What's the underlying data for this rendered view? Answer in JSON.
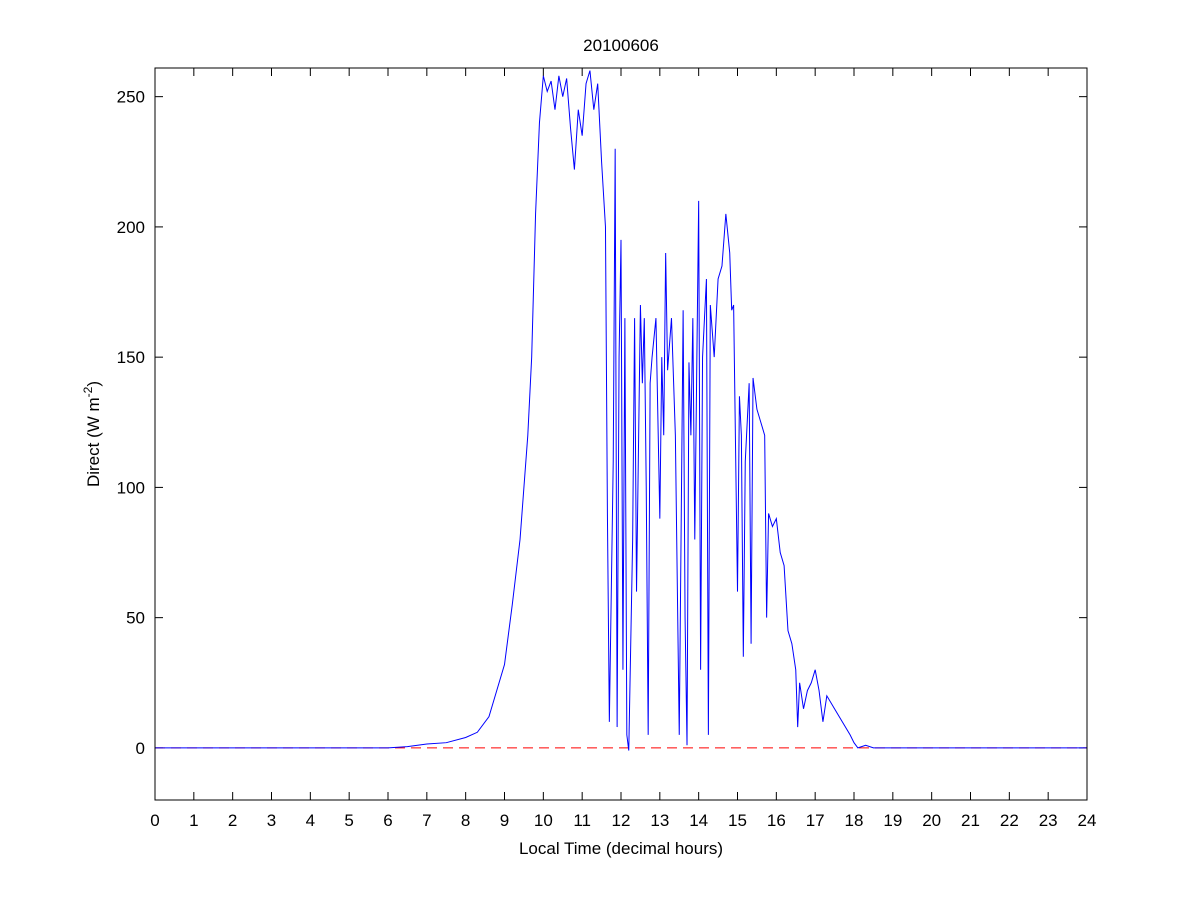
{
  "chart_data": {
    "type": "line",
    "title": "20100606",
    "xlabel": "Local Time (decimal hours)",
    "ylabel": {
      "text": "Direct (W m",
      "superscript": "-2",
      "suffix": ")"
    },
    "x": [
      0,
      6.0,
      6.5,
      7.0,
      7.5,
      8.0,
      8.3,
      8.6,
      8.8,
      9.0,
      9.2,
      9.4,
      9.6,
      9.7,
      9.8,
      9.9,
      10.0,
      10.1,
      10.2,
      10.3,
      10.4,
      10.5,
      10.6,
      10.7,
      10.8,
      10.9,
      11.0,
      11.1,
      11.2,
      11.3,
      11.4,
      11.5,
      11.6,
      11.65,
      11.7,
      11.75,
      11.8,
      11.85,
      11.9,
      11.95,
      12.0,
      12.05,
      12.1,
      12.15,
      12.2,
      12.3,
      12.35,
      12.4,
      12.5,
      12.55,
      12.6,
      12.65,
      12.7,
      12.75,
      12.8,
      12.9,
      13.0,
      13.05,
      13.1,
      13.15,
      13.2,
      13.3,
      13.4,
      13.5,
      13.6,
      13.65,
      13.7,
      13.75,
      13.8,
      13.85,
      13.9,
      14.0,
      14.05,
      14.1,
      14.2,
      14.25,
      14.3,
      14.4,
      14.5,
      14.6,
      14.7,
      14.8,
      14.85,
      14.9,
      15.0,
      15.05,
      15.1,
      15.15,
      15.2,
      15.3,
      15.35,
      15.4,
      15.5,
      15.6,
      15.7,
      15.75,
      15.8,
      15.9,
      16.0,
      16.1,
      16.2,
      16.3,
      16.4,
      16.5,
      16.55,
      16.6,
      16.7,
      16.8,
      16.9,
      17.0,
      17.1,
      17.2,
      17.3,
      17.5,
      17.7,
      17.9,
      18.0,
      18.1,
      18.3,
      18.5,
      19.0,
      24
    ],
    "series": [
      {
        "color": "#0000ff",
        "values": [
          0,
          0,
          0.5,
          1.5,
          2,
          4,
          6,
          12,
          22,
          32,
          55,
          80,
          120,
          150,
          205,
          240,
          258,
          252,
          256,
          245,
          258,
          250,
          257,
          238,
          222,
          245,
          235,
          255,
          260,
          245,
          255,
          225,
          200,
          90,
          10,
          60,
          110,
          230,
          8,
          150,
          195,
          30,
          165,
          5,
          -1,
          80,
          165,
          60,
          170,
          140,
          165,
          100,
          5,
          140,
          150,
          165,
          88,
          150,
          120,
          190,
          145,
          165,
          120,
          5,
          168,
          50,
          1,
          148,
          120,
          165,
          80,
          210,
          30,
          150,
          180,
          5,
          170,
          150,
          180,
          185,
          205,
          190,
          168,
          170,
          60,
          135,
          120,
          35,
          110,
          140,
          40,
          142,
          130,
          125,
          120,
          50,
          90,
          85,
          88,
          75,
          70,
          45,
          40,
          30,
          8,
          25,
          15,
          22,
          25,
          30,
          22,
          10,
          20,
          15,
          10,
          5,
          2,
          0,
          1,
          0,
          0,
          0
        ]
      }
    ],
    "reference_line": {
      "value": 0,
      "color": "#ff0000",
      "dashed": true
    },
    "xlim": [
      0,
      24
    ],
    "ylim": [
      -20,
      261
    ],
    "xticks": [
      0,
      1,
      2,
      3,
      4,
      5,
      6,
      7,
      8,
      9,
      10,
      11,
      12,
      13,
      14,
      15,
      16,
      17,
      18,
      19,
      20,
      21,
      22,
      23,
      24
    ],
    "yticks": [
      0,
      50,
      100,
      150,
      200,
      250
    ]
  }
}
========================================
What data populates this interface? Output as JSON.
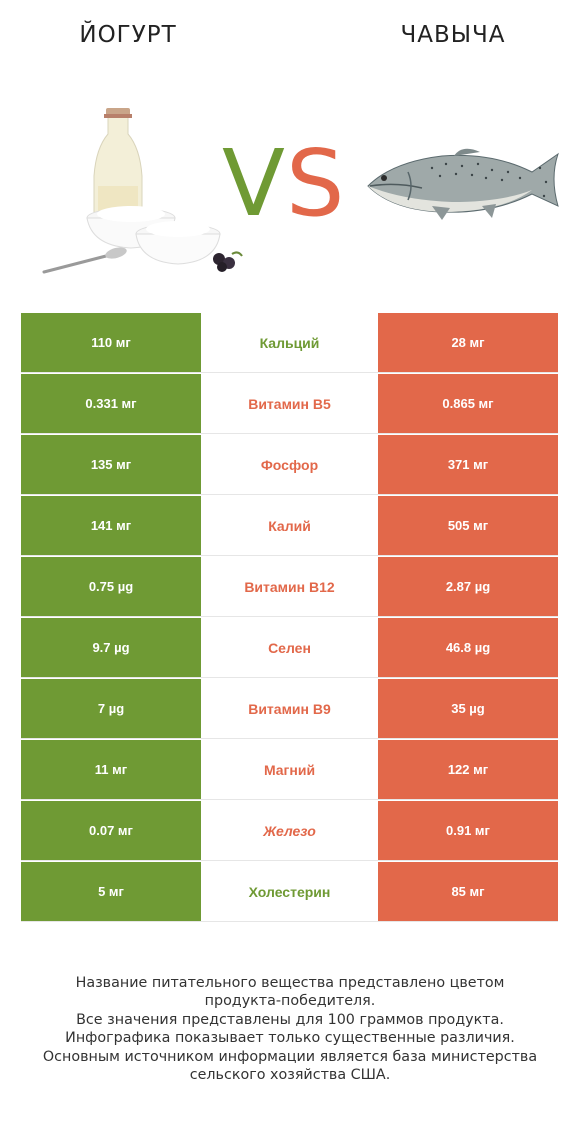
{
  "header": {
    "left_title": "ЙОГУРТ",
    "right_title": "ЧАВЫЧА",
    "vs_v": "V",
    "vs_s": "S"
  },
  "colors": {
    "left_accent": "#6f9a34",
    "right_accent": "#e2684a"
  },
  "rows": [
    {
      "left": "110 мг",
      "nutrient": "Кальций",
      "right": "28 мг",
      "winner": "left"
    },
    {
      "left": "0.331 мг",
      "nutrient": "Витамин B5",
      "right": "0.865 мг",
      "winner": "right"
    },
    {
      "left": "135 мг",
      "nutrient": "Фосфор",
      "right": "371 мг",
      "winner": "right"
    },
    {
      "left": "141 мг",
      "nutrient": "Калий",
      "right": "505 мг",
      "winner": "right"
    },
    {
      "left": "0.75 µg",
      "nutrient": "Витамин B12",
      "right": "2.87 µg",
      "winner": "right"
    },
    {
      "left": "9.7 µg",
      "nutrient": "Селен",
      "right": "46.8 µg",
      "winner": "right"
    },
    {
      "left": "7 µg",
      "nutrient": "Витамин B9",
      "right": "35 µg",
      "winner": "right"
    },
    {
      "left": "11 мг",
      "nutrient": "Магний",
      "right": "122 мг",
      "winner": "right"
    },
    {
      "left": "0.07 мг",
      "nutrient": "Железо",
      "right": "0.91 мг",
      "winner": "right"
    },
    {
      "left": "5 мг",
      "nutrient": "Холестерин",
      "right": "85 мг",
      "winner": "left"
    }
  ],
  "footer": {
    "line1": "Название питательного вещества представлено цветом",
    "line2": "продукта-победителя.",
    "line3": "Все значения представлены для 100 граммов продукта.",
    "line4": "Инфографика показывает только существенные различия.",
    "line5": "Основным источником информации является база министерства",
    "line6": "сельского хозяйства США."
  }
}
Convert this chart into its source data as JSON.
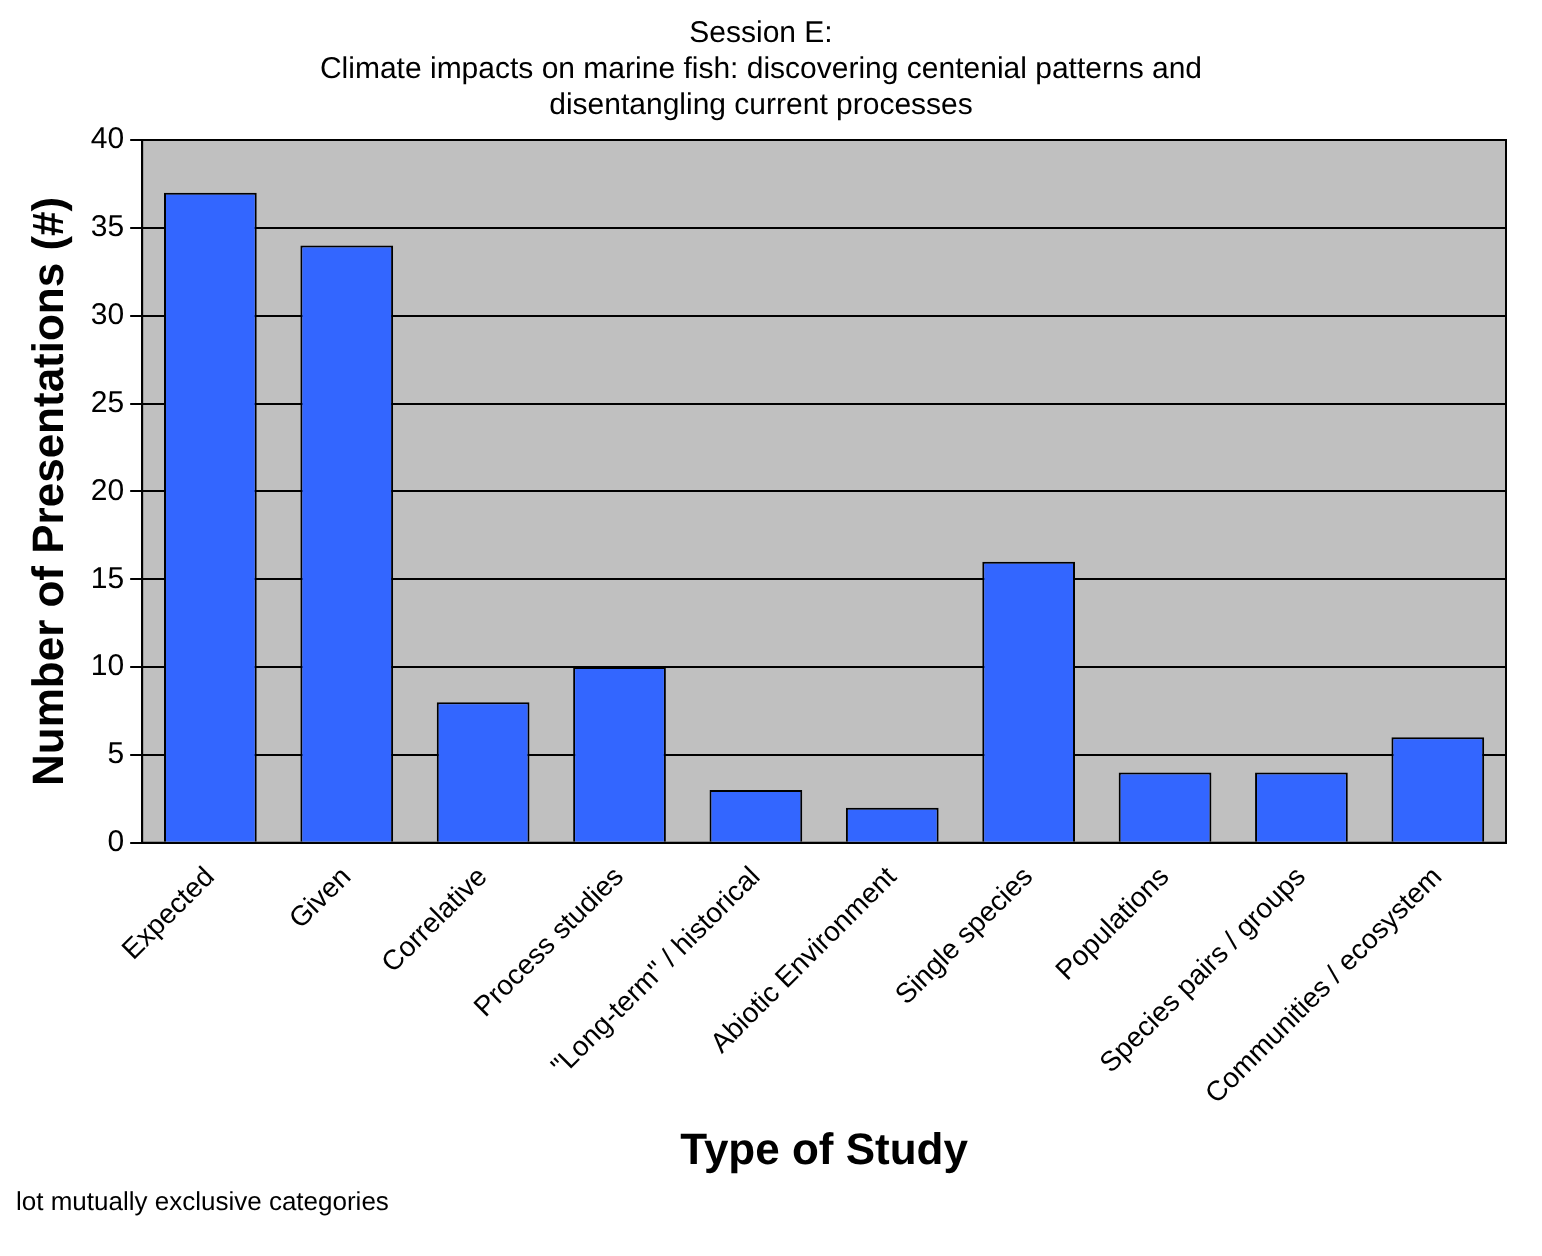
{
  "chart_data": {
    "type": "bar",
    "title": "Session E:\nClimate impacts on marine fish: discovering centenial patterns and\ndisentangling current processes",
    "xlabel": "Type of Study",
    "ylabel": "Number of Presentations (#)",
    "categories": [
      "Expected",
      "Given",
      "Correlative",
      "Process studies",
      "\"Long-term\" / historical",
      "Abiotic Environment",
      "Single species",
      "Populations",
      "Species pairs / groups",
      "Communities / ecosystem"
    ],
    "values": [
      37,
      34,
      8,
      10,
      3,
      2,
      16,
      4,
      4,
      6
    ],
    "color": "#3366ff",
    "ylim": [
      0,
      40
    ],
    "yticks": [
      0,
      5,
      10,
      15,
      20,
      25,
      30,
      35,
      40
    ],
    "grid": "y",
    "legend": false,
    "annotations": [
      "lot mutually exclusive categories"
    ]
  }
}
========================================
Identify and copy all lines with the word "ylabel".

    "ylabel": {
    "ylabel": "Number of Presentations (#)",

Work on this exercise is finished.